*Directions*
Copy every line of the data below word for word, changing nothing.

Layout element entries
......
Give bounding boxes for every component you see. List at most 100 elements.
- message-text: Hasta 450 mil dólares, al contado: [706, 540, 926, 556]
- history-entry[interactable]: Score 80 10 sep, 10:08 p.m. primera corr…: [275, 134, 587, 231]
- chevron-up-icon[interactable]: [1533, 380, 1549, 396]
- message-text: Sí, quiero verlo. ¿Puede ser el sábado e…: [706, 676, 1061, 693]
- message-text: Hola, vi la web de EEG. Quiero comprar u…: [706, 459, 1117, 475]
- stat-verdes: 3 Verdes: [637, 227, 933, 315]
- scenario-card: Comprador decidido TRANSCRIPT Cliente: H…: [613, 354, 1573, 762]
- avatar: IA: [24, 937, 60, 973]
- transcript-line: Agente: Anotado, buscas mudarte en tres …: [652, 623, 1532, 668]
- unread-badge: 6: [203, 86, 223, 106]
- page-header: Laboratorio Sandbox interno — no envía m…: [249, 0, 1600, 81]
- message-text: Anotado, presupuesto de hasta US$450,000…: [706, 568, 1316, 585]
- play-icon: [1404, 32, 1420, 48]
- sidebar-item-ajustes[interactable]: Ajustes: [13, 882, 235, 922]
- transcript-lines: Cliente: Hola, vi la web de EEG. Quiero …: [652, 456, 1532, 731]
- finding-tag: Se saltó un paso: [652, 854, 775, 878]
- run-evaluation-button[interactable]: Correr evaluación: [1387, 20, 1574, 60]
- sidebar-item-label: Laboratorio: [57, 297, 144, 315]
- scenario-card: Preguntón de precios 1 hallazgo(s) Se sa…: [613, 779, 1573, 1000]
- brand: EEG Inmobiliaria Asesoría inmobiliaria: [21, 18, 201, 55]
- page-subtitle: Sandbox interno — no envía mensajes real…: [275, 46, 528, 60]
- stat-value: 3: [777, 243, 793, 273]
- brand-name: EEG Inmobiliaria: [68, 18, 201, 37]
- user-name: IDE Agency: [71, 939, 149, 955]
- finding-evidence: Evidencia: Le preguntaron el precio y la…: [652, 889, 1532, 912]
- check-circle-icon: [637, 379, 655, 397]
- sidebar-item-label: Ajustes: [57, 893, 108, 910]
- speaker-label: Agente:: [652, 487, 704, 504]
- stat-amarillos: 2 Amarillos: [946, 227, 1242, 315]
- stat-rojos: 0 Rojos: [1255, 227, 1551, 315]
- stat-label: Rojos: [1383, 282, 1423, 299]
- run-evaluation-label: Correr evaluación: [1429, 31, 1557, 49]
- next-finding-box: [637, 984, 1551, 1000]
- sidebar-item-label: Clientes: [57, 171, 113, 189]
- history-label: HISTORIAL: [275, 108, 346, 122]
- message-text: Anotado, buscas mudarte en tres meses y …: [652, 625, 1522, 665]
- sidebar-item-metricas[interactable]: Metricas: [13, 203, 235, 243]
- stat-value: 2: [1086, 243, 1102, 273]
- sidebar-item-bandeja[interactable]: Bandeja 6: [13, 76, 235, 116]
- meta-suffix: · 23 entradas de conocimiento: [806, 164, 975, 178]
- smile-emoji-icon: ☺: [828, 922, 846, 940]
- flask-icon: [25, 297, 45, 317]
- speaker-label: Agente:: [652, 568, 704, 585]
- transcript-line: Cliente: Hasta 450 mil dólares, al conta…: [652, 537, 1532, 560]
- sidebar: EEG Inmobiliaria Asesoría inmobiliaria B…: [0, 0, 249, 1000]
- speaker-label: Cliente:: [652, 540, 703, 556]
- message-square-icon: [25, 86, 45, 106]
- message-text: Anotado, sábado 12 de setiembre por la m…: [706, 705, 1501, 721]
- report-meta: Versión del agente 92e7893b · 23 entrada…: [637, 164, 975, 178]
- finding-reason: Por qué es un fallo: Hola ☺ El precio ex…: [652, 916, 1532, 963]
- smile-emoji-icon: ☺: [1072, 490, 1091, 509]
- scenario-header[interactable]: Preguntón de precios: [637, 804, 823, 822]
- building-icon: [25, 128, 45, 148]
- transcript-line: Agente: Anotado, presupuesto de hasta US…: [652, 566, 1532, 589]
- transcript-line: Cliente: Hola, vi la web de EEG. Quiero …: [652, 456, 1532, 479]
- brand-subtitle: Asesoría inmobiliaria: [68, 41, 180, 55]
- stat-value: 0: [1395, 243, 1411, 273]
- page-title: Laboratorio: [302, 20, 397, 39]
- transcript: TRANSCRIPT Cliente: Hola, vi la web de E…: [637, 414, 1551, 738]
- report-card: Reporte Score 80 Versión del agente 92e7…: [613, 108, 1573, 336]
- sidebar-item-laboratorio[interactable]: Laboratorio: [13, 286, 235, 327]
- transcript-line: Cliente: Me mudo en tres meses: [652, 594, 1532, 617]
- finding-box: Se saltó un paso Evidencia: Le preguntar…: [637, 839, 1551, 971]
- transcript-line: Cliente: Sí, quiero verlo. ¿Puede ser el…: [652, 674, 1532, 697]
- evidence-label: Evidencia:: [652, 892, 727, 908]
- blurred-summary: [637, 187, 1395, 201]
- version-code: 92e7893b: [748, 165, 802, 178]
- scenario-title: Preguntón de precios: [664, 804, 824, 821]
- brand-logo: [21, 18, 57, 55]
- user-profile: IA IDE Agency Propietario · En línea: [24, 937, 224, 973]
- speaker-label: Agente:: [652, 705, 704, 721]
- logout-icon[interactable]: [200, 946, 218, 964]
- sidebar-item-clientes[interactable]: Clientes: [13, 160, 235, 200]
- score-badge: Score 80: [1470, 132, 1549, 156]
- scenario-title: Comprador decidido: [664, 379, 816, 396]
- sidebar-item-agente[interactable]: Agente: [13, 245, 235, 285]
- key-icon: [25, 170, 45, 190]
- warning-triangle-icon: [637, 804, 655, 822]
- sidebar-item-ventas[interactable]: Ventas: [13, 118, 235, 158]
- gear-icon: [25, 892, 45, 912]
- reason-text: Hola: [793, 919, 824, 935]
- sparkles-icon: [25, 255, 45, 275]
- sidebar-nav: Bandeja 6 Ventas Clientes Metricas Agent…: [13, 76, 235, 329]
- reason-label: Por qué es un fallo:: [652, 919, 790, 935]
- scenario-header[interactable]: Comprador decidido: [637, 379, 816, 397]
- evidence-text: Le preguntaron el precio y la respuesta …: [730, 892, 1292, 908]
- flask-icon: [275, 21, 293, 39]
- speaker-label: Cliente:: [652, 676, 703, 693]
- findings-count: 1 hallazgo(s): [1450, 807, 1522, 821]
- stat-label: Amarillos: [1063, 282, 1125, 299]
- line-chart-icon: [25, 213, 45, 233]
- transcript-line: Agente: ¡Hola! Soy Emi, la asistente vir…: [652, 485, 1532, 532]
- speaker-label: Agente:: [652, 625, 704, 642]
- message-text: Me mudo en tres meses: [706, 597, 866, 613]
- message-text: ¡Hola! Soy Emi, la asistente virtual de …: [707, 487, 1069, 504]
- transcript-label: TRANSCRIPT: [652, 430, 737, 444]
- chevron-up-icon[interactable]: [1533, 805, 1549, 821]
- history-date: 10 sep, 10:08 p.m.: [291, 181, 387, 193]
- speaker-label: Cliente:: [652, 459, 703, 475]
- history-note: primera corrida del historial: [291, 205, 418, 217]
......
*Written response*
Give bounding boxes for every component you see. List at most 100 elements.
- message-text: Hasta 450 mil dólares, al contado: [706, 540, 926, 556]
- history-entry[interactable]: Score 80 10 sep, 10:08 p.m. primera corr…: [275, 134, 587, 231]
- chevron-up-icon[interactable]: [1533, 380, 1549, 396]
- message-text: Sí, quiero verlo. ¿Puede ser el sábado e…: [706, 676, 1061, 693]
- message-text: Hola, vi la web de EEG. Quiero comprar u…: [706, 459, 1117, 475]
- stat-verdes: 3 Verdes: [637, 227, 933, 315]
- scenario-card: Comprador decidido TRANSCRIPT Cliente: H…: [613, 354, 1573, 762]
- avatar: IA: [24, 937, 60, 973]
- transcript-line: Agente: Anotado, buscas mudarte en tres …: [652, 623, 1532, 668]
- unread-badge: 6: [203, 86, 223, 106]
- page-header: Laboratorio Sandbox interno — no envía m…: [249, 0, 1600, 81]
- message-text: Anotado, presupuesto de hasta US$450,000…: [706, 568, 1316, 585]
- play-icon: [1404, 32, 1420, 48]
- sidebar-item-ajustes[interactable]: Ajustes: [13, 882, 235, 922]
- transcript-lines: Cliente: Hola, vi la web de EEG. Quiero …: [652, 456, 1532, 731]
- finding-tag: Se saltó un paso: [652, 854, 775, 878]
- run-evaluation-button[interactable]: Correr evaluación: [1387, 20, 1574, 60]
- sidebar-item-label: Laboratorio: [57, 297, 144, 315]
- scenario-card: Preguntón de precios 1 hallazgo(s) Se sa…: [613, 779, 1573, 1000]
- brand: EEG Inmobiliaria Asesoría inmobiliaria: [21, 18, 201, 55]
- page-subtitle: Sandbox interno — no envía mensajes real…: [275, 46, 528, 60]
- stat-value: 3: [777, 243, 793, 273]
- brand-name: EEG Inmobiliaria: [68, 18, 201, 37]
- user-name: IDE Agency: [71, 939, 149, 955]
- finding-evidence: Evidencia: Le preguntaron el precio y la…: [652, 889, 1532, 912]
- check-circle-icon: [637, 379, 655, 397]
- sidebar-item-label: Ajustes: [57, 893, 108, 910]
- speaker-label: Agente:: [652, 487, 704, 504]
- stat-amarillos: 2 Amarillos: [946, 227, 1242, 315]
- stat-rojos: 0 Rojos: [1255, 227, 1551, 315]
- stat-label: Rojos: [1383, 282, 1423, 299]
- run-evaluation-label: Correr evaluación: [1429, 31, 1557, 49]
- next-finding-box: [637, 984, 1551, 1000]
- sidebar-item-label: Clientes: [57, 171, 113, 189]
- history-label: HISTORIAL: [275, 108, 346, 122]
- message-text: Anotado, buscas mudarte en tres meses y …: [652, 625, 1522, 665]
- sidebar-item-metricas[interactable]: Metricas: [13, 203, 235, 243]
- stat-value: 2: [1086, 243, 1102, 273]
- sidebar-item-bandeja[interactable]: Bandeja 6: [13, 76, 235, 116]
- meta-suffix: · 23 entradas de conocimiento: [806, 164, 975, 178]
- smile-emoji-icon: ☺: [828, 922, 846, 940]
- flask-icon: [25, 297, 45, 317]
- speaker-label: Agente:: [652, 568, 704, 585]
- transcript-line: Cliente: Hasta 450 mil dólares, al conta…: [652, 537, 1532, 560]
- sidebar: EEG Inmobiliaria Asesoría inmobiliaria B…: [0, 0, 249, 1000]
- speaker-label: Cliente:: [652, 540, 703, 556]
- message-square-icon: [25, 86, 45, 106]
- message-text: Anotado, sábado 12 de setiembre por la m…: [706, 705, 1501, 721]
- report-meta: Versión del agente 92e7893b · 23 entrada…: [637, 164, 975, 178]
- finding-reason: Por qué es un fallo: Hola ☺ El precio ex…: [652, 916, 1532, 963]
- smile-emoji-icon: ☺: [1072, 490, 1091, 509]
- scenario-header[interactable]: Preguntón de precios: [637, 804, 823, 822]
- building-icon: [25, 128, 45, 148]
- transcript-line: Agente: Anotado, presupuesto de hasta US…: [652, 566, 1532, 589]
- transcript-line: Cliente: Hola, vi la web de EEG. Quiero …: [652, 456, 1532, 479]
- brand-subtitle: Asesoría inmobiliaria: [68, 41, 180, 55]
- stat-value: 0: [1395, 243, 1411, 273]
- page-title: Laboratorio: [302, 20, 397, 39]
- transcript: TRANSCRIPT Cliente: Hola, vi la web de E…: [637, 414, 1551, 738]
- report-card: Reporte Score 80 Versión del agente 92e7…: [613, 108, 1573, 336]
- sidebar-item-laboratorio[interactable]: Laboratorio: [13, 286, 235, 327]
- transcript-line: Cliente: Me mudo en tres meses: [652, 594, 1532, 617]
- finding-box: Se saltó un paso Evidencia: Le preguntar…: [637, 839, 1551, 971]
- transcript-line: Cliente: Sí, quiero verlo. ¿Puede ser el…: [652, 674, 1532, 697]
- evidence-label: Evidencia:: [652, 892, 727, 908]
- blurred-summary: [637, 187, 1395, 201]
- version-code: 92e7893b: [748, 165, 802, 178]
- scenario-title: Preguntón de precios: [664, 804, 824, 821]
- brand-logo: [21, 18, 57, 55]
- user-profile: IA IDE Agency Propietario · En línea: [24, 937, 224, 973]
- speaker-label: Agente:: [652, 705, 704, 721]
- logout-icon[interactable]: [200, 946, 218, 964]
- sidebar-item-clientes[interactable]: Clientes: [13, 160, 235, 200]
- score-badge: Score 80: [1470, 132, 1549, 156]
- scenario-title: Comprador decidido: [664, 379, 816, 396]
- sidebar-item-agente[interactable]: Agente: [13, 245, 235, 285]
- key-icon: [25, 170, 45, 190]
- warning-triangle-icon: [637, 804, 655, 822]
- sidebar-item-ventas[interactable]: Ventas: [13, 118, 235, 158]
- gear-icon: [25, 892, 45, 912]
- reason-text: Hola: [793, 919, 824, 935]
- sparkles-icon: [25, 255, 45, 275]
- sidebar-nav: Bandeja 6 Ventas Clientes Metricas Agent…: [13, 76, 235, 329]
- reason-label: Por qué es un fallo:: [652, 919, 790, 935]
- scenario-header[interactable]: Comprador decidido: [637, 379, 816, 397]
- evidence-text: Le preguntaron el precio y la respuesta …: [730, 892, 1292, 908]
- flask-icon: [275, 21, 293, 39]
- speaker-label: Cliente:: [652, 676, 703, 693]
- findings-count: 1 hallazgo(s): [1450, 807, 1522, 821]
- stat-label: Amarillos: [1063, 282, 1125, 299]
- line-chart-icon: [25, 213, 45, 233]
- transcript-line: Agente: ¡Hola! Soy Emi, la asistente vir…: [652, 485, 1532, 532]
- speaker-label: Agente:: [652, 625, 704, 642]
- message-text: Me mudo en tres meses: [706, 597, 866, 613]
- message-text: ¡Hola! Soy Emi, la asistente virtual de …: [707, 487, 1069, 504]
- transcript-label: TRANSCRIPT: [652, 430, 737, 444]
- chevron-up-icon[interactable]: [1533, 805, 1549, 821]
- history-date: 10 sep, 10:08 p.m.: [291, 181, 387, 193]
- speaker-label: Cliente:: [652, 459, 703, 475]
- history-note: primera corrida del historial: [291, 205, 418, 217]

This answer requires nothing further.